Stored entries:

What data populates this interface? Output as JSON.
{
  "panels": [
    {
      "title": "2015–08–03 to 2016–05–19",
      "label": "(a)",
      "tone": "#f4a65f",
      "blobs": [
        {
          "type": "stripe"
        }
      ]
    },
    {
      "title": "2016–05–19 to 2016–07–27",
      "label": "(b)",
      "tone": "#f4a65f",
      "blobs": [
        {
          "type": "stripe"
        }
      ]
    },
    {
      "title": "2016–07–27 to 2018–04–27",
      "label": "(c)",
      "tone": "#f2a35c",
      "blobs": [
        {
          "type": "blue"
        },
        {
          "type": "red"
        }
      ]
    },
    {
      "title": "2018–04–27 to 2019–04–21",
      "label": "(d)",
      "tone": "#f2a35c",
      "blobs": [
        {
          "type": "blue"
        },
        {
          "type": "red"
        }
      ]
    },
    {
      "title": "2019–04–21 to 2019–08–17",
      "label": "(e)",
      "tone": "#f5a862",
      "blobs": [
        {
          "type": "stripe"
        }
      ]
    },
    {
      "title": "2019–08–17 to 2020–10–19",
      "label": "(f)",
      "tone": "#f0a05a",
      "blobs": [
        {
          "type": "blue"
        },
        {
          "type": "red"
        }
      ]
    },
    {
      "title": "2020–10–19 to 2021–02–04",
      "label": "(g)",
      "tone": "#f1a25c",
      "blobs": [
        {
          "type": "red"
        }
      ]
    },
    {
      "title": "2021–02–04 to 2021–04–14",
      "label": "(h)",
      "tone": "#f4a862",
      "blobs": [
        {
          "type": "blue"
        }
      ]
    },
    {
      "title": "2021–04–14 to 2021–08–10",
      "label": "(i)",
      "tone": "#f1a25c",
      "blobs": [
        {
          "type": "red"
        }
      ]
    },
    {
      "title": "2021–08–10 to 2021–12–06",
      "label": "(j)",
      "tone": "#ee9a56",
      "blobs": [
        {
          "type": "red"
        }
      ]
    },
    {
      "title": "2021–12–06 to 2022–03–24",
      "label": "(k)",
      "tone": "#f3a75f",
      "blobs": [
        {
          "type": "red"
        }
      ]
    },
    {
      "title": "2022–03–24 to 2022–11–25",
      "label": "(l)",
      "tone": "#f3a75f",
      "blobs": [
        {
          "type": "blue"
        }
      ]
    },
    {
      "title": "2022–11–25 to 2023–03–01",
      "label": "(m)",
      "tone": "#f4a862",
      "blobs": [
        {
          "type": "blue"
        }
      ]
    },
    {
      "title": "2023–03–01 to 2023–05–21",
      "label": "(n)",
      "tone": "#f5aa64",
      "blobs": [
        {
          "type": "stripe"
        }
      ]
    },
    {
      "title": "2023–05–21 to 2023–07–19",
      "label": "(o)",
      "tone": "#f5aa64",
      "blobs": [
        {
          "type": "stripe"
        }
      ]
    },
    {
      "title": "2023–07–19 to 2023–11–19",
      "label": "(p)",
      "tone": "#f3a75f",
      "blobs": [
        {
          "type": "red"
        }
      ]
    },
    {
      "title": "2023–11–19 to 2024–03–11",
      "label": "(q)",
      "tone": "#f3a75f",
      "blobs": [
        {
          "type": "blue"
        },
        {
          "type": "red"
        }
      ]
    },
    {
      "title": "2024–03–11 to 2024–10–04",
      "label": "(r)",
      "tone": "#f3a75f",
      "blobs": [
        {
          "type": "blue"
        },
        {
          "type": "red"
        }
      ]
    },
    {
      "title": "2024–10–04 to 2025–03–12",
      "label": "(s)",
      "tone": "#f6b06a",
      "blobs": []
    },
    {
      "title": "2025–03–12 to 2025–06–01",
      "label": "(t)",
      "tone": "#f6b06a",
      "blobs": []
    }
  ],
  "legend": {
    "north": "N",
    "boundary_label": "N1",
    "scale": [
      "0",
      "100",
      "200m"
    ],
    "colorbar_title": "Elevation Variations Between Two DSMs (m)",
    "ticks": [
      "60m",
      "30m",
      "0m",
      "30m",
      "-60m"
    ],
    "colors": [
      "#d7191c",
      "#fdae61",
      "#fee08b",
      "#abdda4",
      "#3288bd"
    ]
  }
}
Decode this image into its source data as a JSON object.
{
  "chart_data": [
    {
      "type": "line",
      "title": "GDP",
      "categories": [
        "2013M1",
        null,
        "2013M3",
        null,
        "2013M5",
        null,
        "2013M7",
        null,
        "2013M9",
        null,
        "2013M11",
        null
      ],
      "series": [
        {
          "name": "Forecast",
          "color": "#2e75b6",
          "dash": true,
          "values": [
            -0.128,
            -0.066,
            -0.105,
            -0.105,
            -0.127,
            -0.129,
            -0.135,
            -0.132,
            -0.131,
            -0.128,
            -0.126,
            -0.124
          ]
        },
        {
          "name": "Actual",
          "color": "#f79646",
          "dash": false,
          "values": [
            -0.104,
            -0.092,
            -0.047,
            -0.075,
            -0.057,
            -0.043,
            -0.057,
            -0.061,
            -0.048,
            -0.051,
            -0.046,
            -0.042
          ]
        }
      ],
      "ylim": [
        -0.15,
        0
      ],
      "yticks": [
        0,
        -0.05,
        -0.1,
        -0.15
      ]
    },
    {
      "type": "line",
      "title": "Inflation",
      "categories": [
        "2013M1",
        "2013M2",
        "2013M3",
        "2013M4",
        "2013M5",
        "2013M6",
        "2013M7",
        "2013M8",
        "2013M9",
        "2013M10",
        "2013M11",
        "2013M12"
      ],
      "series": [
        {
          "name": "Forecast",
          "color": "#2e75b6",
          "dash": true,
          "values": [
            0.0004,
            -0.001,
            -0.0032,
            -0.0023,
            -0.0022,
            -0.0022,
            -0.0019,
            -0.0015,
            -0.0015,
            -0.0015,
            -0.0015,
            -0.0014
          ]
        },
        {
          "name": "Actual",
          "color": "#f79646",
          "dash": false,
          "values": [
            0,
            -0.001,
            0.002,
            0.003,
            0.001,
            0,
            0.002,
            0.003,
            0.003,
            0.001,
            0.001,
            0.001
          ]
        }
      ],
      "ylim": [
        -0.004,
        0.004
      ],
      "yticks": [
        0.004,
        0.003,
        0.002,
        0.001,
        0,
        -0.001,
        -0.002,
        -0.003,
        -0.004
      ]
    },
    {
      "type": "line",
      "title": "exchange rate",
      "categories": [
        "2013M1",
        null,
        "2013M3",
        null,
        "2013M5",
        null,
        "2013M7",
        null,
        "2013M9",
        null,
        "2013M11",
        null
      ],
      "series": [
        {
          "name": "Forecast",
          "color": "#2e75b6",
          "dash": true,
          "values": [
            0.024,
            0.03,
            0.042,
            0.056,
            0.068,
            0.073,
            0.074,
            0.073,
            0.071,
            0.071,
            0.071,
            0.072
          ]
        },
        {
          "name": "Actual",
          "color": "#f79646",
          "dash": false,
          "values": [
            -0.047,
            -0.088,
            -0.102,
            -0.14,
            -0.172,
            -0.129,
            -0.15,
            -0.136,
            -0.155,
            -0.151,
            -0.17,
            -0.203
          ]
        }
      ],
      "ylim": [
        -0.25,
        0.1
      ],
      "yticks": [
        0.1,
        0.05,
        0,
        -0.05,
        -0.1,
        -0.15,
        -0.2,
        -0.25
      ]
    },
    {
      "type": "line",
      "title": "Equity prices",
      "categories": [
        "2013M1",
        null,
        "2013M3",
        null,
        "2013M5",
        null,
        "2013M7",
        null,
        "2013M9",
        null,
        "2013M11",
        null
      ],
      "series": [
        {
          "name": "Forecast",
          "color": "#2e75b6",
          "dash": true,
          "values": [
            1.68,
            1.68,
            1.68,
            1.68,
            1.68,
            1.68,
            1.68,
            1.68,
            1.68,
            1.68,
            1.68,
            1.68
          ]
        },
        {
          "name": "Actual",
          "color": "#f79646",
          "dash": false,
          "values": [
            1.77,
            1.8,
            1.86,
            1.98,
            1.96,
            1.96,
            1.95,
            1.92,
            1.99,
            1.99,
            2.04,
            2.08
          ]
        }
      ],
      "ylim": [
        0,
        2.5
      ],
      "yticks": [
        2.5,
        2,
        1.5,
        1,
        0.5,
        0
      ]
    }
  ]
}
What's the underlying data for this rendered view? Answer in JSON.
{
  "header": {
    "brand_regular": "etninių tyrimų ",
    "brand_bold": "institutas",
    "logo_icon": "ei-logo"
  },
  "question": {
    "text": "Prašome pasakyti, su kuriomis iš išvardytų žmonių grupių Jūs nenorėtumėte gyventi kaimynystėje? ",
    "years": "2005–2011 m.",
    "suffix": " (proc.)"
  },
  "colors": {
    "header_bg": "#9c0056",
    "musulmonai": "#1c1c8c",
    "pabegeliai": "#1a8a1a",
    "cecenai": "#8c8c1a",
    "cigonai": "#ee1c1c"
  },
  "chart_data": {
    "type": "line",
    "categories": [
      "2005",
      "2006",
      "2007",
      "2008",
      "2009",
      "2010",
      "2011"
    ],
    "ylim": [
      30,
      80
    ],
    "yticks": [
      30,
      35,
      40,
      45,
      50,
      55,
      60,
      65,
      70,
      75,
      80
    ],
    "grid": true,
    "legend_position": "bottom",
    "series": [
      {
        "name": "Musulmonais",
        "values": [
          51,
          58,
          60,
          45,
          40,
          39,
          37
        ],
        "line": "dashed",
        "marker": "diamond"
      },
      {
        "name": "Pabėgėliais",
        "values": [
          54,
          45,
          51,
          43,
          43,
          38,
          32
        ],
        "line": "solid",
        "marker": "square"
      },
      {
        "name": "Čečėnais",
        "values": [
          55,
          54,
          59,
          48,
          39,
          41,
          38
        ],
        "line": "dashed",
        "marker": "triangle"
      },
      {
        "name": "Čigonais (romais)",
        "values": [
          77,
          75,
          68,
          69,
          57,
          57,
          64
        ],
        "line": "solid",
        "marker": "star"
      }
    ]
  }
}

> _Objective_
Track down every line with the word "JSON" and copy it.

> _Response to the exercise_
What data populates this interface? Output as JSON.
Decode this image into its source data as a JSON object.
What's the underlying data for this rendered view? Answer in JSON.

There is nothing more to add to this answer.